# Reynolds number and characteristic length for a rectangular object in a pipe

I'm working on the problem of a steady 2-dimensional incompressible viscous flow through a straight delimited fluid pipe, in which a rectangular object is found,

This problem is aimed to be solved numerically by the stream-vorticity method. However I have a problem to understand how to choose the characteristic length $L$ for the system. In a document its proposed that the characteristic length of the system is $2W$(the length of the barrier perpendicular to the flow), however they don't explain why did they choose it. I haven't found any reference for this problem, thus some references are appreciated. In this document the Reynolds number for this problem is :

$$Re = \frac{2Wv_o}{\nu}$$

where $v_0$ is the velocity of the flow very far from the rectangular object and $\nu$ is the dynamic viscosity. Why they choose this characteristic length for this system ?, Why not $T$ ?

• I don't know of many cases of interest where W would be zero. But you can certainly look at a case where T is vanishing thin, and obtain a relevant answer. That seems to be the motivation for choosing 2W as the characteristic dimension for the Re. Nov 10, 2016 at 3:00
• Very good observation, for the case of T approaching zero, would be the case of a plate immerse in a fluid. Whereas the case of W approaching zero is not of any additional interest to the flow with no barrier. Nov 10, 2016 at 3:05
• Actually you must take into account all relevant parameters and form all possible dimensionless groups (say using Pi theorem). That is to say $T/W,H/W$ must also enter the problem. My answer physics.stackexchange.com/questions/286285/… might help.
– Deep
Nov 10, 2016 at 5:36

• Short task A: Rewrite the part of the Reynolds number thread starting at "This problem is aimed" and ending at "Why not $T$ ?", putting "reference length" in place of "characteristic length".
• Short task B: Translate this sentence from the Reynolds number thread into Spanish: "This problem is aimed to be solved numerically by the stream-vorticity method."
• Short task C:
Do these statements agree with the Reynolds number thread? For each, answer yes or no and quote the deciding words.
(i) The document that proposes 2W as the characteristic length explains why it was chosen.
(ii) The flow under study is steady, two-dimensional and incompressible.
(iii) One comment says the case of W approaching zero adds nothing of interest beyond the flow with no barrier.

• Record excerpts:

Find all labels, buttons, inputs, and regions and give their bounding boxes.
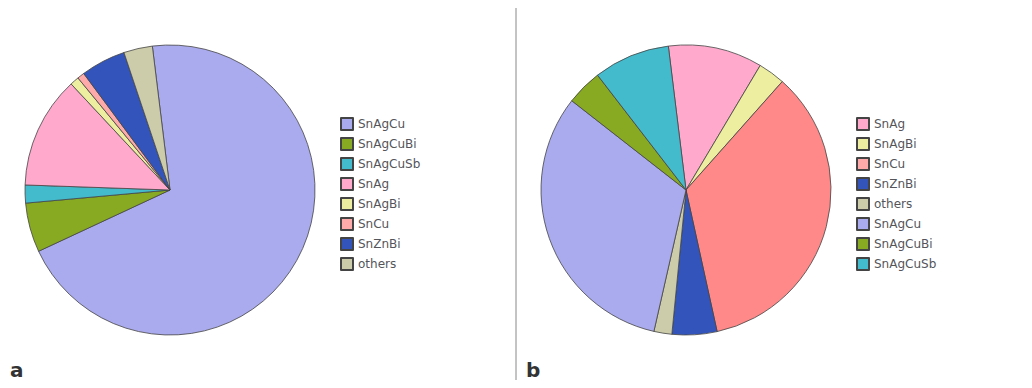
svg-text:SnZnBi: SnZnBi (358, 237, 401, 251)
svg-text:SnAgCuBi: SnAgCuBi (358, 137, 417, 151)
svg-text:SnZnBi: SnZnBi (874, 177, 917, 191)
svg-text:SnCu: SnCu (358, 217, 389, 231)
svg-text:a: a (10, 358, 24, 382)
svg-text:SnAgBi: SnAgBi (874, 137, 917, 151)
svg-text:SnAg: SnAg (874, 117, 905, 131)
svg-text:SnAgBi: SnAgBi (358, 197, 401, 211)
svg-text:b: b (526, 358, 540, 382)
svg-text:SnAgCu: SnAgCu (874, 217, 921, 231)
svg-text:SnAg: SnAg (358, 177, 389, 191)
svg-text:SnAgCuBi: SnAgCuBi (874, 237, 933, 251)
svg-text:SnAgCuSb: SnAgCuSb (874, 257, 936, 271)
svg-text:SnAgCuSb: SnAgCuSb (358, 157, 420, 171)
svg-text:others: others (358, 257, 396, 271)
svg-text:SnCu: SnCu (874, 157, 905, 171)
svg-text:others: others (874, 197, 912, 211)
svg-text:SnAgCu: SnAgCu (358, 117, 405, 131)
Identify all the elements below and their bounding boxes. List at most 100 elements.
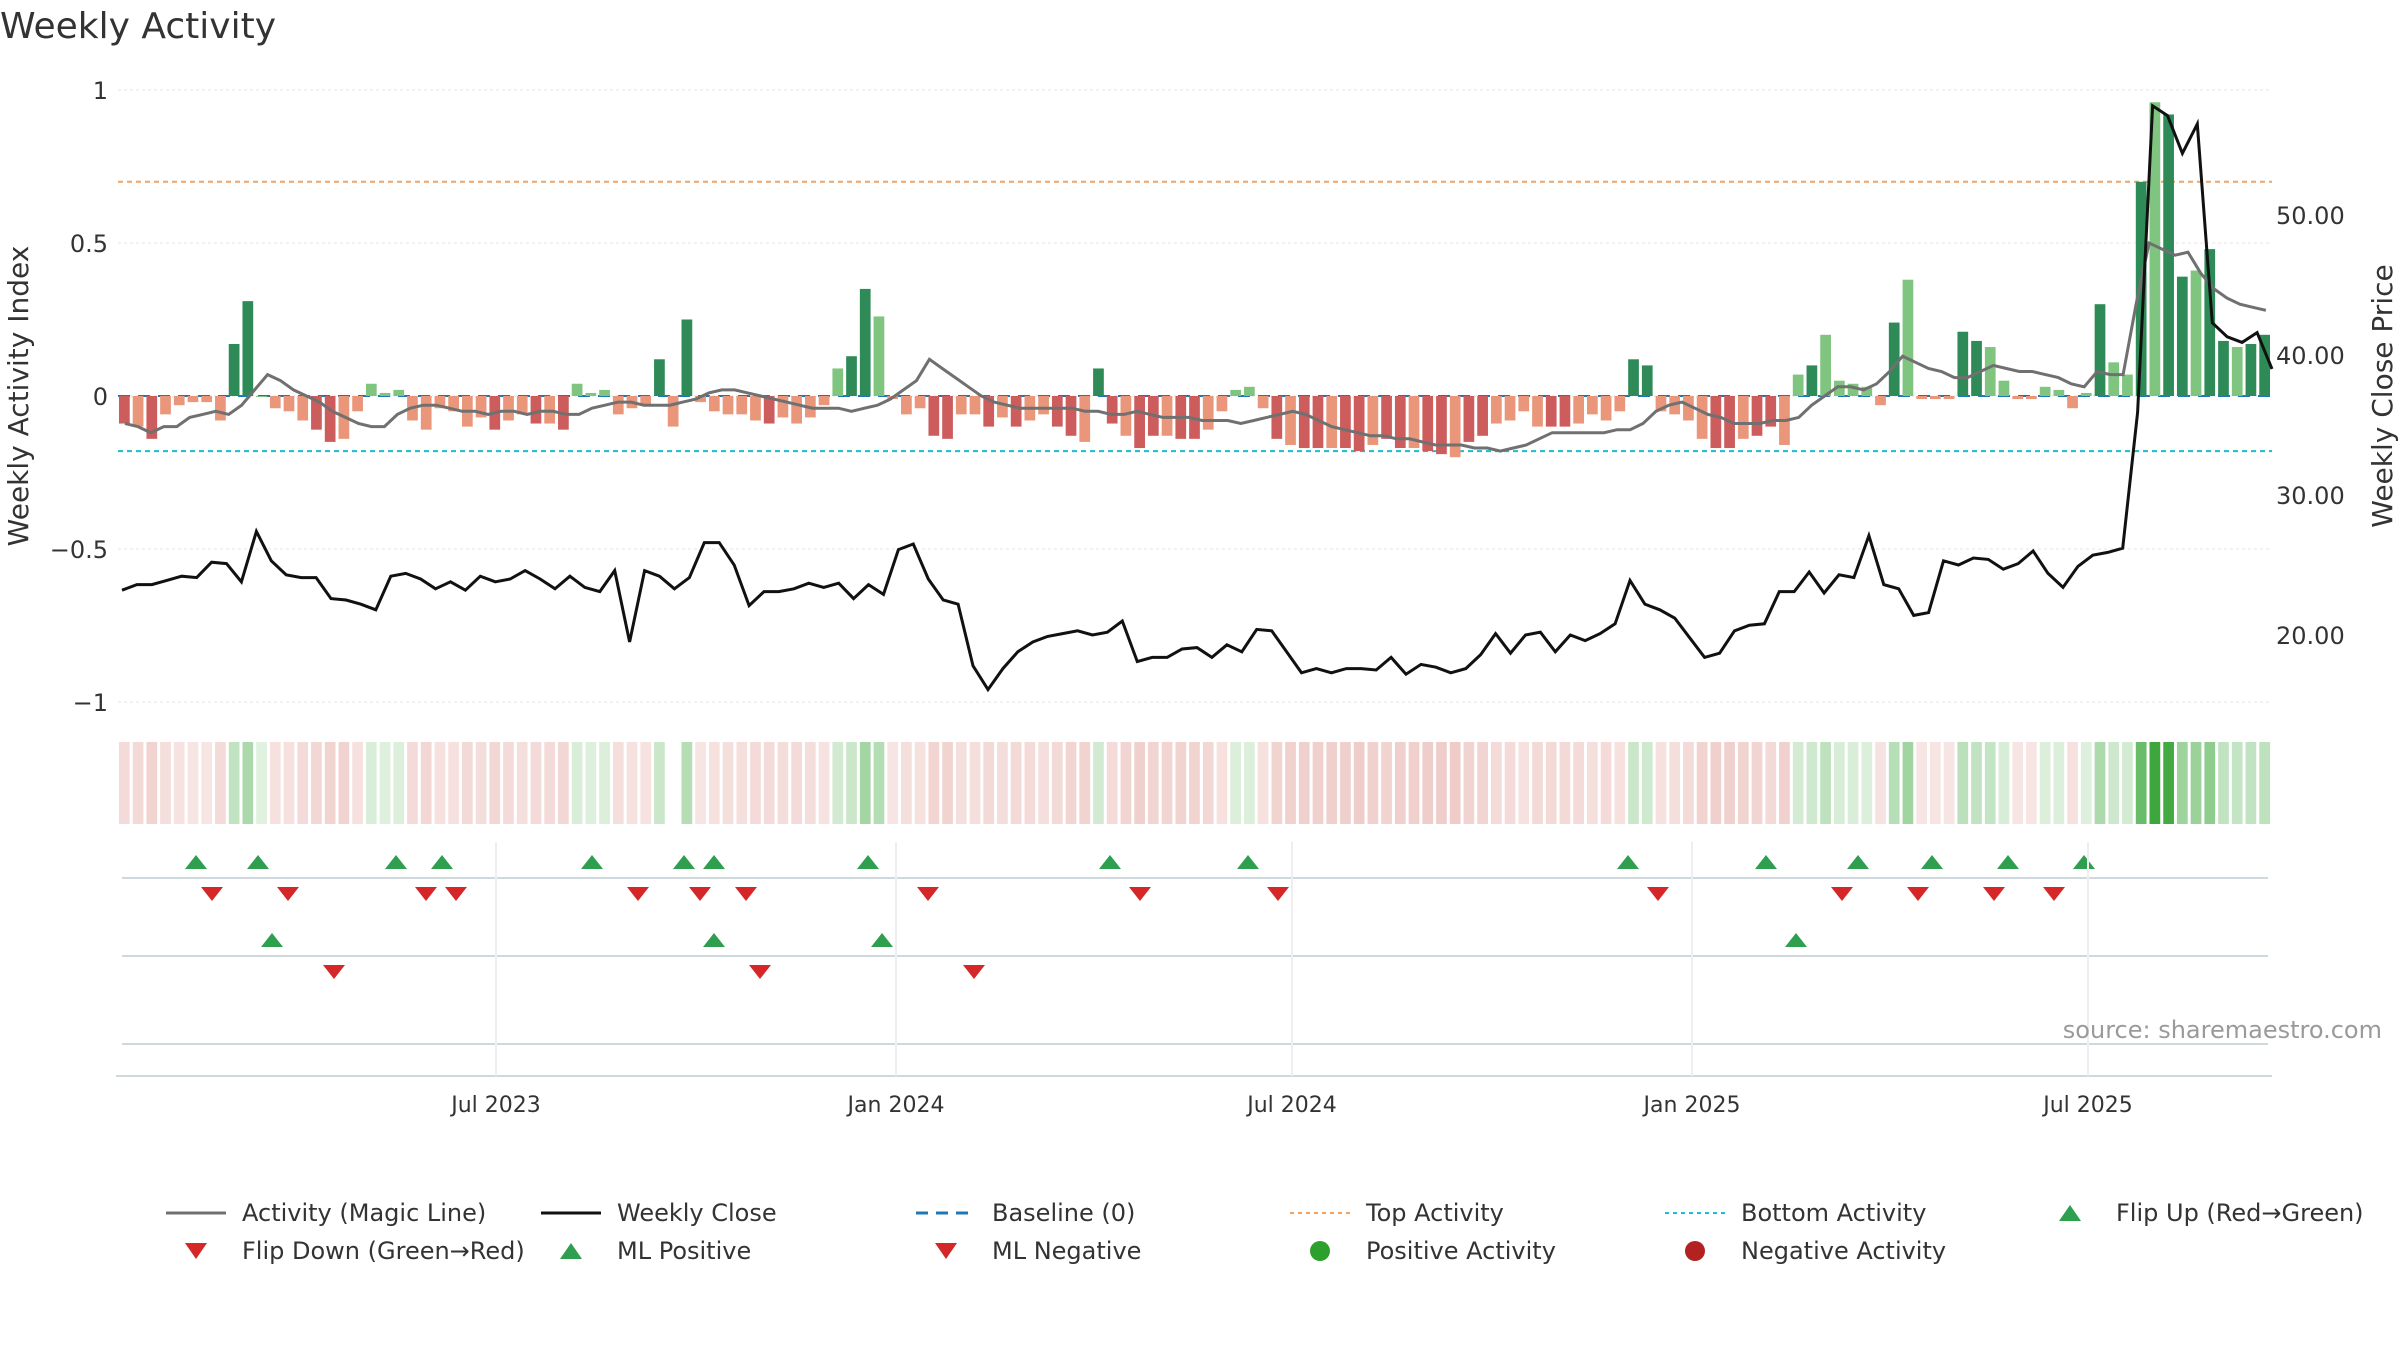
- y2-tick-label: 30.00: [2276, 482, 2345, 510]
- activity-bar: [1298, 396, 1310, 449]
- activity-bar: [187, 396, 199, 403]
- activity-bar: [1532, 396, 1543, 427]
- legend-label: ML Negative: [992, 1237, 1142, 1265]
- activity-strip-cell: [1600, 742, 1612, 824]
- activity-strip-cell: [804, 742, 816, 824]
- flip-down-marker: [917, 887, 939, 901]
- activity-bar: [146, 396, 158, 439]
- activity-bar: [1051, 396, 1063, 427]
- activity-strip-cell: [1038, 742, 1049, 824]
- activity-strip-cell: [1751, 742, 1763, 824]
- flip-down-marker: [689, 887, 711, 901]
- activity-strip-cell: [1298, 742, 1310, 824]
- activity-strip-cell: [475, 742, 487, 824]
- activity-bar: [1806, 365, 1818, 396]
- activity-strip-cell: [544, 742, 556, 824]
- activity-strip-cell: [2176, 742, 2188, 824]
- legend-swatch: [539, 1236, 603, 1266]
- activity-strip-cell: [681, 742, 693, 824]
- activity-bar: [448, 396, 459, 412]
- activity-bar: [873, 316, 885, 396]
- activity-strip-cell: [1381, 742, 1392, 824]
- activity-strip-cell: [901, 742, 912, 824]
- activity-bar: [352, 396, 363, 412]
- activity-strip-cell: [1271, 742, 1283, 824]
- activity-strip-cell: [1093, 742, 1104, 824]
- activity-strip-cell: [2122, 742, 2133, 824]
- legend-item: Top Activity: [1288, 1198, 1504, 1228]
- activity-strip-cell: [201, 742, 213, 824]
- activity-strip-cell: [1875, 742, 1886, 824]
- activity-bar: [475, 396, 487, 418]
- activity-strip-cell: [1545, 742, 1557, 824]
- activity-bar: [2245, 343, 2257, 396]
- activity-strip-cell: [791, 742, 802, 824]
- legend-swatch: [914, 1236, 978, 1266]
- ml-negative-marker: [963, 965, 985, 979]
- x-tick-label: Jul 2024: [1245, 1093, 1337, 1118]
- x-tick-label: Jul 2025: [2041, 1093, 2133, 1118]
- activity-strip-cell: [283, 742, 295, 824]
- flip-up-marker: [1099, 855, 1121, 869]
- activity-strip-cell: [1490, 742, 1502, 824]
- activity-strip-cell: [1847, 742, 1859, 824]
- activity-strip-cell: [1683, 742, 1694, 824]
- activity-strip-cell: [654, 742, 665, 824]
- activity-bar: [173, 396, 185, 406]
- activity-strip-cell: [1422, 742, 1434, 824]
- activity-bar: [667, 396, 679, 427]
- legend-swatch: [164, 1236, 228, 1266]
- activity-strip-cell: [2135, 742, 2147, 824]
- activity-bar: [1957, 331, 1969, 396]
- activity-strip-cell: [571, 742, 583, 824]
- legend-item: Flip Down (Green→Red): [164, 1236, 525, 1266]
- activity-strip-cell: [2053, 742, 2065, 824]
- activity-bar: [1696, 396, 1708, 439]
- legend-item: Activity (Magic Line): [164, 1198, 486, 1228]
- flip-down-marker: [277, 887, 299, 901]
- activity-strip-cell: [2149, 742, 2161, 824]
- activity-strip-cell: [708, 742, 720, 824]
- activity-strip-cell: [2094, 742, 2106, 824]
- activity-bar: [859, 288, 871, 396]
- activity-bar: [1230, 389, 1242, 396]
- activity-bar: [722, 396, 734, 415]
- activity-bar: [365, 383, 377, 396]
- activity-strip-cell: [516, 742, 528, 824]
- activity-strip-cell: [173, 742, 185, 824]
- activity-bar: [2204, 249, 2216, 396]
- activity-bar: [1367, 396, 1379, 445]
- activity-strip-cell: [1147, 742, 1159, 824]
- activity-bar: [324, 396, 336, 442]
- activity-bar: [1490, 396, 1502, 424]
- flip-up-marker: [673, 855, 695, 869]
- activity-bar: [1765, 396, 1777, 427]
- flip-up-marker: [185, 855, 207, 869]
- activity-bar: [2122, 374, 2133, 396]
- activity-bar: [818, 396, 830, 406]
- activity-strip-cell: [1340, 742, 1351, 824]
- activity-bar: [654, 359, 665, 396]
- activity-strip-cell: [1175, 742, 1187, 824]
- reference-lines: [118, 180, 2272, 453]
- activity-strip-cell: [1916, 742, 1928, 824]
- activity-bar: [201, 396, 213, 403]
- activity-strip-cell: [969, 742, 981, 824]
- activity-strip-cell: [269, 742, 281, 824]
- activity-bar: [1628, 359, 1639, 396]
- flip-down-marker: [1267, 887, 1289, 901]
- activity-strip-cell: [763, 742, 775, 824]
- activity-bar: [2039, 386, 2051, 396]
- activity-strip-cell: [695, 742, 706, 824]
- y-tick-label: 1: [93, 77, 108, 105]
- activity-strip-cell: [1641, 742, 1653, 824]
- activity-bar: [571, 383, 583, 396]
- flip-up-marker: [857, 855, 879, 869]
- ml-negative-marker: [323, 965, 345, 979]
- y2-axis-title: Weekly Close Price: [2366, 264, 2399, 527]
- activity-strip-cell: [338, 742, 350, 824]
- x-tick-label: Jan 2024: [846, 1093, 945, 1118]
- activity-strip-cell: [1367, 742, 1379, 824]
- activity-bar: [2108, 362, 2120, 396]
- activity-bar: [695, 396, 706, 403]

• Output A:
This problem is aimed to be solved numerically by the stream-vorticity method. However I have a problem to understand how to choose the reference length $L$ for the system. In a document its proposed that the reference length of the system is $2W$(the length of the barrier perpendicular to the flow), however they don't explain why did they choose it. I haven't found any reference for this problem, thus some references are appreciated. In this document the Reynolds number for this problem is :

$$Re = \frac{2Wv_o}{\nu}$$

where $v_0$ is the velocity of the flow very far from the rectangular object and $\nu$ is the dynamic viscosity. Why they choose this reference length for this system ?, Why not $T$ ?

• Output B: Se pretende resolver este problema numéricamente mediante el método de función de corriente-vorticidad.

• Output C:
(i) No: "however they don't explain why did they choose it"
(ii) Yes: "a steady 2-dimensional incompressible viscous flow"
(iii) Yes: "the case of W approaching zero is not of any additional interest to the flow with no barrier"